-- start of RECORDS FOR PROCESSING --
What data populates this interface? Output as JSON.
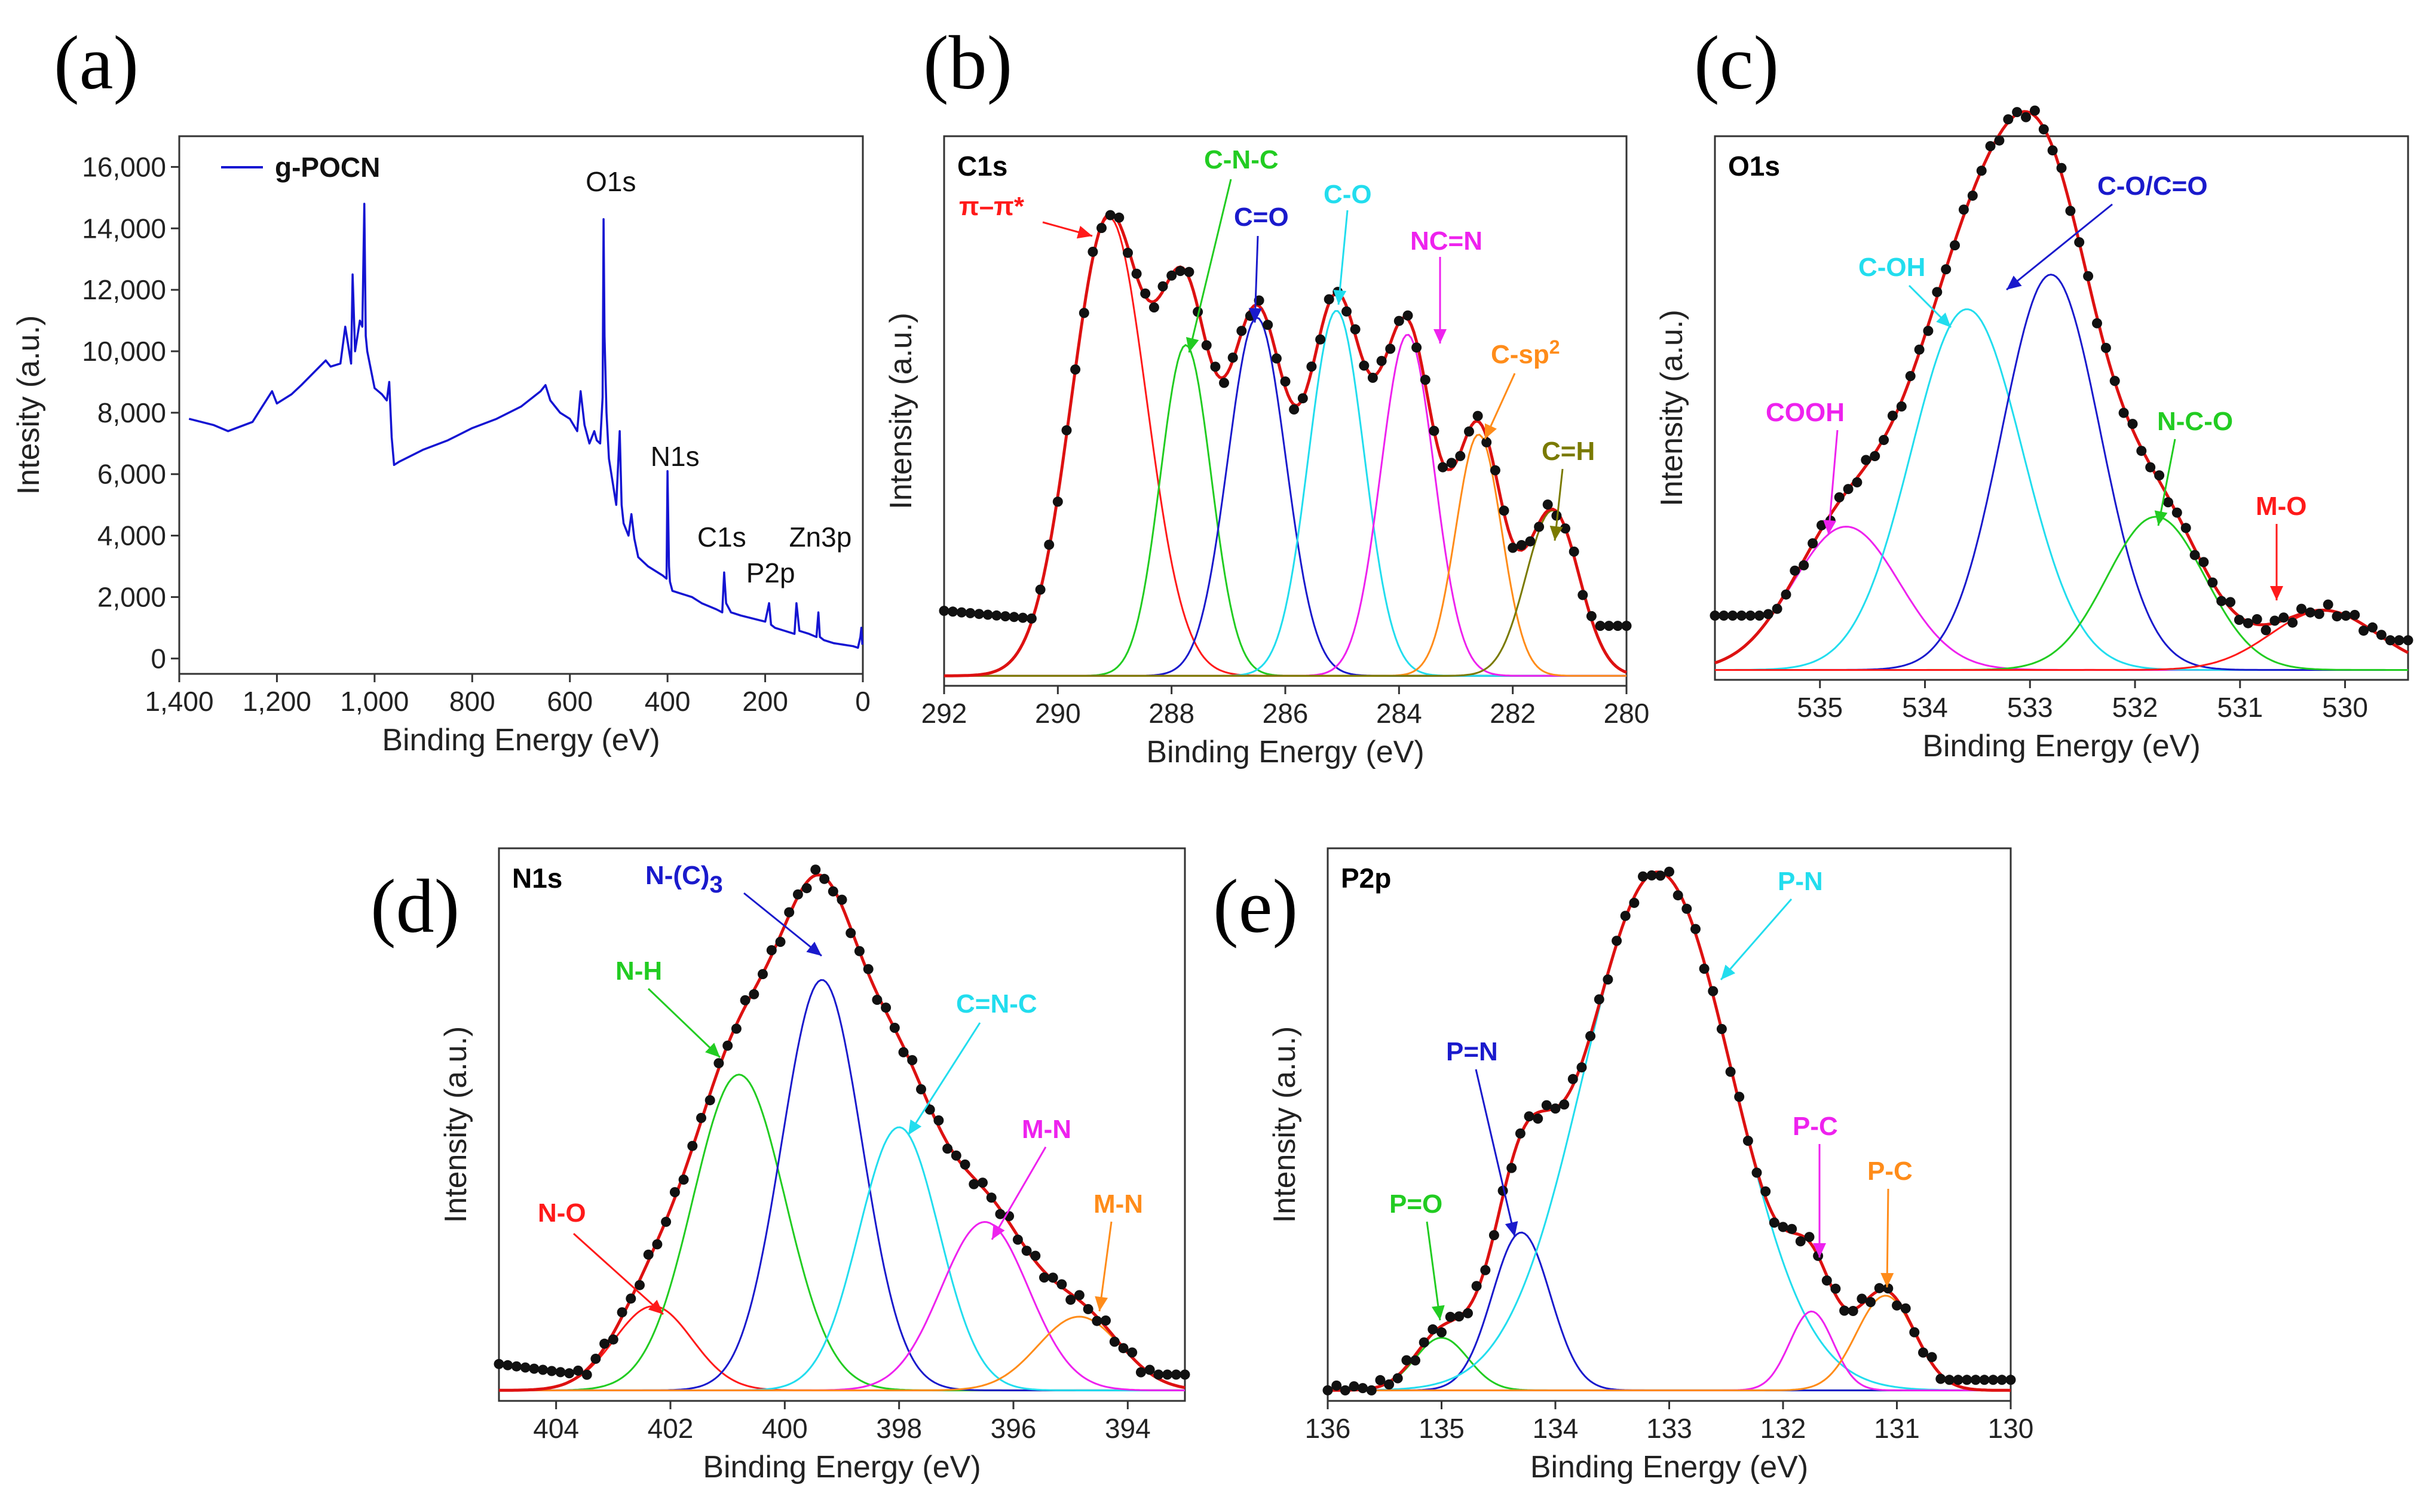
{
  "chart_data": [
    {
      "id": "a",
      "type": "line",
      "panel_label": "(a)",
      "xlabel": "Binding Energy (eV)",
      "ylabel": "Intesity (a.u.)",
      "xlim": [
        1400,
        0
      ],
      "ylim": [
        -500,
        17000
      ],
      "x_ticks": [
        1400,
        1200,
        1000,
        800,
        600,
        400,
        200,
        0
      ],
      "x_tick_labels": [
        "1,400",
        "1,200",
        "1,000",
        "800",
        "600",
        "400",
        "200",
        "0"
      ],
      "y_ticks": [
        0,
        2000,
        4000,
        6000,
        8000,
        10000,
        12000,
        14000,
        16000
      ],
      "y_tick_labels": [
        "0",
        "2,000",
        "4,000",
        "6,000",
        "8,000",
        "10,000",
        "12,000",
        "14,000",
        "16,000"
      ],
      "legend": "g-POCN",
      "legend_position": "top-left",
      "series_color": "#1414d2",
      "x": [
        1380,
        1330,
        1300,
        1250,
        1230,
        1210,
        1200,
        1170,
        1150,
        1100,
        1090,
        1070,
        1060,
        1048,
        1045,
        1040,
        1030,
        1025,
        1021,
        1018,
        1015,
        1000,
        985,
        975,
        970,
        965,
        960,
        950,
        900,
        850,
        800,
        750,
        700,
        660,
        650,
        640,
        630,
        620,
        600,
        585,
        578,
        570,
        560,
        550,
        545,
        538,
        533,
        531,
        529,
        525,
        520,
        505,
        498,
        494,
        490,
        480,
        474,
        468,
        460,
        440,
        410,
        402,
        400,
        397,
        395,
        390,
        370,
        350,
        330,
        300,
        288,
        284,
        280,
        270,
        250,
        200,
        192,
        188,
        180,
        160,
        140,
        136,
        130,
        110,
        95,
        91,
        88,
        80,
        60,
        40,
        20,
        10,
        5,
        3,
        1
      ],
      "y": [
        7800,
        7600,
        7400,
        7700,
        8200,
        8700,
        8300,
        8600,
        8900,
        9700,
        9500,
        9600,
        10800,
        9600,
        12500,
        10000,
        11000,
        10800,
        14800,
        10500,
        10000,
        8800,
        8600,
        8400,
        9000,
        7200,
        6300,
        6400,
        6800,
        7100,
        7500,
        7800,
        8200,
        8700,
        8900,
        8400,
        8200,
        8000,
        7800,
        7400,
        8700,
        7600,
        7000,
        7400,
        7100,
        7000,
        8500,
        14300,
        10500,
        8000,
        6500,
        5000,
        7400,
        5000,
        4400,
        4000,
        4700,
        3900,
        3300,
        3000,
        2700,
        2600,
        6100,
        3000,
        2500,
        2200,
        2100,
        2000,
        1800,
        1600,
        1500,
        2800,
        1800,
        1500,
        1400,
        1200,
        1800,
        1100,
        1000,
        900,
        800,
        1800,
        900,
        800,
        700,
        1500,
        700,
        600,
        500,
        450,
        400,
        350,
        700,
        1000,
        450
      ],
      "peak_labels": [
        {
          "text": "O1s",
          "x": 531
        },
        {
          "text": "N1s",
          "x": 398
        },
        {
          "text": "C1s",
          "x": 284
        },
        {
          "text": "P2p",
          "x": 190
        },
        {
          "text": "Zn3p",
          "x": 90
        }
      ]
    },
    {
      "id": "b",
      "type": "line",
      "panel_label": "(b)",
      "title": "C1s",
      "xlabel": "Binding Energy (eV)",
      "ylabel": "Intensity (a.u.)",
      "xlim": [
        292,
        280
      ],
      "ylim": [
        -0.02,
        1.08
      ],
      "x_ticks": [
        292,
        290,
        288,
        286,
        284,
        282,
        280
      ],
      "x_tick_labels": [
        "292",
        "290",
        "288",
        "286",
        "284",
        "282",
        "280"
      ],
      "background": 0.0,
      "components": [
        {
          "name": "π–π*",
          "color": "#ff1a1a",
          "center": 289.1,
          "amplitude": 0.918,
          "fwhm": 1.55
        },
        {
          "name": "C-N-C",
          "color": "#22cc22",
          "center": 287.75,
          "amplitude": 0.662,
          "fwhm": 1.05
        },
        {
          "name": "C=O",
          "color": "#1a1acc",
          "center": 286.5,
          "amplitude": 0.717,
          "fwhm": 1.2
        },
        {
          "name": "C-O",
          "color": "#22ddee",
          "center": 285.1,
          "amplitude": 0.731,
          "fwhm": 1.15
        },
        {
          "name": "NC=N",
          "color": "#ee22ee",
          "center": 283.85,
          "amplitude": 0.683,
          "fwhm": 1.1
        },
        {
          "name": "C-sp2",
          "color": "#ff8c1a",
          "center": 282.6,
          "amplitude": 0.483,
          "fwhm": 0.95
        },
        {
          "name": "C=H",
          "color": "#7a7a00",
          "center": 281.3,
          "amplitude": 0.331,
          "fwhm": 1.1
        }
      ],
      "envelope_color": "#dd1111",
      "points_color": "#111111",
      "peak_labels": [
        {
          "text": "π–π*",
          "color": "#ff1a1a"
        },
        {
          "text": "C-N-C",
          "color": "#22cc22"
        },
        {
          "text": "C=O",
          "color": "#1a1acc"
        },
        {
          "text": "C-O",
          "color": "#22ddee"
        },
        {
          "text": "NC=N",
          "color": "#ee22ee"
        },
        {
          "text": "C-sp",
          "sup": "2",
          "color": "#ff8c1a"
        },
        {
          "text": "C=H",
          "color": "#7a7a00"
        }
      ]
    },
    {
      "id": "c",
      "type": "line",
      "panel_label": "(c)",
      "title": "O1s",
      "xlabel": "Binding Energy (eV)",
      "ylabel": "Intensity (a.u.)",
      "xlim": [
        536,
        529.4
      ],
      "ylim": [
        -0.02,
        1.08
      ],
      "x_ticks": [
        535,
        534,
        533,
        532,
        531,
        530
      ],
      "x_tick_labels": [
        "535",
        "534",
        "533",
        "532",
        "531",
        "530"
      ],
      "background": 0.0,
      "components": [
        {
          "name": "COOH",
          "color": "#ee22ee",
          "center": 534.75,
          "amplitude": 0.29,
          "fwhm": 1.2
        },
        {
          "name": "C-OH",
          "color": "#22ddee",
          "center": 533.6,
          "amplitude": 0.73,
          "fwhm": 1.25
        },
        {
          "name": "C-O/C=O",
          "color": "#1a1acc",
          "center": 532.8,
          "amplitude": 0.8,
          "fwhm": 1.1
        },
        {
          "name": "N-C-O",
          "color": "#22cc22",
          "center": 531.8,
          "amplitude": 0.31,
          "fwhm": 1.1
        },
        {
          "name": "M-O",
          "color": "#ff1a1a",
          "center": 530.2,
          "amplitude": 0.12,
          "fwhm": 1.2
        }
      ],
      "envelope_color": "#dd1111",
      "points_color": "#111111",
      "peak_labels": [
        {
          "text": "COOH",
          "color": "#ee22ee"
        },
        {
          "text": "C-OH",
          "color": "#22ddee"
        },
        {
          "text": "C-O/C=O",
          "color": "#1a1acc"
        },
        {
          "text": "N-C-O",
          "color": "#22cc22"
        },
        {
          "text": "M-O",
          "color": "#ff1a1a"
        }
      ]
    },
    {
      "id": "d",
      "type": "line",
      "panel_label": "(d)",
      "title": "N1s",
      "xlabel": "Binding Energy (eV)",
      "ylabel": "Intensity (a.u.)",
      "xlim": [
        405,
        393
      ],
      "ylim": [
        -0.02,
        1.03
      ],
      "x_ticks": [
        404,
        402,
        400,
        398,
        396,
        394
      ],
      "x_tick_labels": [
        "404",
        "402",
        "400",
        "398",
        "396",
        "394"
      ],
      "background": 0.0,
      "components": [
        {
          "name": "N-O",
          "color": "#ff1a1a",
          "center": 402.3,
          "amplitude": 0.16,
          "fwhm": 1.6
        },
        {
          "name": "N-H",
          "color": "#22cc22",
          "center": 400.8,
          "amplitude": 0.6,
          "fwhm": 1.9
        },
        {
          "name": "N-(C)3",
          "color": "#1a1acc",
          "center": 399.35,
          "amplitude": 0.78,
          "fwhm": 1.65
        },
        {
          "name": "C=N-C",
          "color": "#22ddee",
          "center": 398.0,
          "amplitude": 0.5,
          "fwhm": 1.65
        },
        {
          "name": "M-N",
          "color": "#ee22ee",
          "center": 396.5,
          "amplitude": 0.32,
          "fwhm": 1.8
        },
        {
          "name": "M-N",
          "color": "#ff8c1a",
          "center": 394.85,
          "amplitude": 0.14,
          "fwhm": 1.7
        }
      ],
      "envelope_color": "#dd1111",
      "points_color": "#111111",
      "peak_labels": [
        {
          "text": "N-O",
          "color": "#ff1a1a"
        },
        {
          "text": "N-H",
          "color": "#22cc22"
        },
        {
          "text": "N-(C)",
          "sub": "3",
          "color": "#1a1acc"
        },
        {
          "text": "C=N-C",
          "color": "#22ddee"
        },
        {
          "text": "M-N",
          "color": "#ee22ee"
        },
        {
          "text": "M-N",
          "color": "#ff8c1a"
        }
      ]
    },
    {
      "id": "e",
      "type": "line",
      "panel_label": "(e)",
      "title": "P2p",
      "xlabel": "Binding Energy (eV)",
      "ylabel": "Intensity (a.u.)",
      "xlim": [
        136,
        130
      ],
      "ylim": [
        -0.02,
        1.03
      ],
      "x_ticks": [
        136,
        135,
        134,
        133,
        132,
        131,
        130
      ],
      "x_tick_labels": [
        "136",
        "135",
        "134",
        "133",
        "132",
        "131",
        "130"
      ],
      "background": 0.0,
      "components": [
        {
          "name": "P=O",
          "color": "#22cc22",
          "center": 135.0,
          "amplitude": 0.1,
          "fwhm": 0.55
        },
        {
          "name": "P=N",
          "color": "#1a1acc",
          "center": 134.3,
          "amplitude": 0.3,
          "fwhm": 0.6
        },
        {
          "name": "P-N",
          "color": "#22ddee",
          "center": 133.1,
          "amplitude": 0.985,
          "fwhm": 1.55
        },
        {
          "name": "P-C",
          "color": "#ee22ee",
          "center": 131.75,
          "amplitude": 0.15,
          "fwhm": 0.45
        },
        {
          "name": "P-C",
          "color": "#ff8c1a",
          "center": 131.1,
          "amplitude": 0.18,
          "fwhm": 0.6
        }
      ],
      "envelope_color": "#dd1111",
      "points_color": "#111111",
      "peak_labels": [
        {
          "text": "P=O",
          "color": "#22cc22"
        },
        {
          "text": "P=N",
          "color": "#1a1acc"
        },
        {
          "text": "P-N",
          "color": "#22ddee"
        },
        {
          "text": "P-C",
          "color": "#ee22ee"
        },
        {
          "text": "P-C",
          "color": "#ff8c1a"
        }
      ]
    }
  ]
}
-- end of RECORDS FOR PROCESSING --
In the lines above, locate the string "title". Copy every line where it occurs.

THE RESPONSE:
      "title": "C1s",
      "title": "O1s",
      "title": "N1s",
      "title": "P2p",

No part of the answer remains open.